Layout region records
####

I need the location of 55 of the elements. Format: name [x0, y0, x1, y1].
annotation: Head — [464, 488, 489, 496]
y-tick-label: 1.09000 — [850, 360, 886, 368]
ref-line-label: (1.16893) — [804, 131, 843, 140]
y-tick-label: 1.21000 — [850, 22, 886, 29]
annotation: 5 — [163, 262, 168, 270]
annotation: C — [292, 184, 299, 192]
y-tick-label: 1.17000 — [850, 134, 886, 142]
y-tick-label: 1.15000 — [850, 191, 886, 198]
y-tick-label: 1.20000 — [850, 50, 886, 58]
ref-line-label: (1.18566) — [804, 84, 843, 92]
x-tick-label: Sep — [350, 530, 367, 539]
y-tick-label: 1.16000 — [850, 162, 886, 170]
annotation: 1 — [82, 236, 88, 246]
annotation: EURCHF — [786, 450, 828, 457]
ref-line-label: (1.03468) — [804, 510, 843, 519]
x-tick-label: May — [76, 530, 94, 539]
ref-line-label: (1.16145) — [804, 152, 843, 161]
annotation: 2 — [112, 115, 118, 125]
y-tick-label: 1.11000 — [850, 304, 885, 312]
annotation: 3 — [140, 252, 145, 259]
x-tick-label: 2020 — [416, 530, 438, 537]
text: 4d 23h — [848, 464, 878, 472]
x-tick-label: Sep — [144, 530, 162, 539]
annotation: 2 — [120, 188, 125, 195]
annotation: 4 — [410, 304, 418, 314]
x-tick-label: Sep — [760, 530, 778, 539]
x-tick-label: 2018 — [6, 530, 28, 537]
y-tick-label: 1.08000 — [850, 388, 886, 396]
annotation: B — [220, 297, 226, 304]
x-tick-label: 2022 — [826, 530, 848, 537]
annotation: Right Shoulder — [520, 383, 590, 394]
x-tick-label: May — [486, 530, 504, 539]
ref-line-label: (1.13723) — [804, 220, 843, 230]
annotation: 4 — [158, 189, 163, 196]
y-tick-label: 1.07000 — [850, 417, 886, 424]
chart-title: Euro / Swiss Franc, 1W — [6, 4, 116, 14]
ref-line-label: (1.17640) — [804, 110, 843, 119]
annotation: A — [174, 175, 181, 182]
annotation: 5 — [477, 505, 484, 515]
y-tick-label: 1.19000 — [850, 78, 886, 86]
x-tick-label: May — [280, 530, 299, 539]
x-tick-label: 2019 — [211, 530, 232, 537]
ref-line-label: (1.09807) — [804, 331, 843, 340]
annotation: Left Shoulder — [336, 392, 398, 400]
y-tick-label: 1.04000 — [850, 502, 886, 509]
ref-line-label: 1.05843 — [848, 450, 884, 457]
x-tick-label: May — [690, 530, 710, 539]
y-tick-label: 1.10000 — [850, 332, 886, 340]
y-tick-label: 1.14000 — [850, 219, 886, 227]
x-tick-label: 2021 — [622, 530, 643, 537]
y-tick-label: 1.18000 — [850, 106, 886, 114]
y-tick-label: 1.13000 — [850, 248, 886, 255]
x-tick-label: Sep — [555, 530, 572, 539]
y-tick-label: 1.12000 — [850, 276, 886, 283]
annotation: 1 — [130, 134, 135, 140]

####

EXERCISE DIRECTIONS -> Present every line of the items above as a Markdown table with the columns Row and Item, numbering the rows in order and leaving out any blank lines.

THE RESULT ->
| Row | Item |
|---|---|
| 1 | I need the location of 55 of the elements. Format: name [x0, y0, x1, y1]. |
| 2 | annotation: Head — [464, 488, 489, 496] |
| 3 | y-tick-label: 1.09000 — [850, 360, 886, 368] |
| 4 | ref-line-label: (1.16893) — [804, 131, 843, 140] |
| 5 | y-tick-label: 1.21000 — [850, 22, 886, 29] |
| 6 | annotation: 5 — [163, 262, 168, 270] |
| 7 | annotation: C — [292, 184, 299, 192] |
| 8 | y-tick-label: 1.17000 — [850, 134, 886, 142] |
| 9 | y-tick-label: 1.15000 — [850, 191, 886, 198] |
| 10 | y-tick-label: 1.20000 — [850, 50, 886, 58] |
| 11 | ref-line-label: (1.18566) — [804, 84, 843, 92] |
| 12 | x-tick-label: Sep — [350, 530, 367, 539] |
| 13 | y-tick-label: 1.16000 — [850, 162, 886, 170] |
| 14 | annotation: 1 — [82, 236, 88, 246] |
| 15 | annotation: EURCHF — [786, 450, 828, 457] |
| 16 | ref-line-label: (1.03468) — [804, 510, 843, 519] |
| 17 | x-tick-label: May — [76, 530, 94, 539] |
| 18 | ref-line-label: (1.16145) — [804, 152, 843, 161] |
| 19 | annotation: 2 — [112, 115, 118, 125] |
| 20 | y-tick-label: 1.11000 — [850, 304, 885, 312] |
| 21 | annotation: 3 — [140, 252, 145, 259] |
| 22 | x-tick-label: 2020 — [416, 530, 438, 537] |
| 23 | text: 4d 23h — [848, 464, 878, 472] |
| 24 | x-tick-label: Sep — [144, 530, 162, 539] |
| 25 | annotation: 2 — [120, 188, 125, 195] |
| 26 | annotation: 4 — [410, 304, 418, 314] |
| 27 | x-tick-label: Sep — [760, 530, 778, 539] |
| 28 | x-tick-label: 2018 — [6, 530, 28, 537] |
| 29 | y-tick-label: 1.08000 — [850, 388, 886, 396] |
| 30 | annotation: B — [220, 297, 226, 304] |
| 31 | x-tick-label: 2022 — [826, 530, 848, 537] |
| 32 | annotation: Right Shoulder — [520, 383, 590, 394] |
| 33 | x-tick-label: May — [486, 530, 504, 539] |
| 34 | ref-line-label: (1.13723) — [804, 220, 843, 230] |
| 35 | annotation: 4 — [158, 189, 163, 196] |
| 36 | y-tick-label: 1.07000 — [850, 417, 886, 424] |
| 37 | chart-title: Euro / Swiss Franc, 1W — [6, 4, 116, 14] |
| 38 | ref-line-label: (1.17640) — [804, 110, 843, 119] |
| 39 | annotation: A — [174, 175, 181, 182] |
| 40 | annotation: 5 — [477, 505, 484, 515] |
| 41 | y-tick-label: 1.19000 — [850, 78, 886, 86] |
| 42 | x-tick-label: May — [280, 530, 299, 539] |
| 43 | x-tick-label: 2019 — [211, 530, 232, 537] |
| 44 | ref-line-label: (1.09807) — [804, 331, 843, 340] |
| 45 | annotation: Left Shoulder — [336, 392, 398, 400] |
| 46 | y-tick-label: 1.04000 — [850, 502, 886, 509] |
| 47 | ref-line-label: 1.05843 — [848, 450, 884, 457] |
| 48 | x-tick-label: May — [690, 530, 710, 539] |
| 49 | y-tick-label: 1.10000 — [850, 332, 886, 340] |
| 50 | y-tick-label: 1.14000 — [850, 219, 886, 227] |
| 51 | x-tick-label: 2021 — [622, 530, 643, 537] |
| 52 | y-tick-label: 1.18000 — [850, 106, 886, 114] |
| 53 | y-tick-label: 1.13000 — [850, 248, 886, 255] |
| 54 | x-tick-label: Sep — [555, 530, 572, 539] |
| 55 | y-tick-label: 1.12000 — [850, 276, 886, 283] |
| 56 | annotation: 1 — [130, 134, 135, 140] |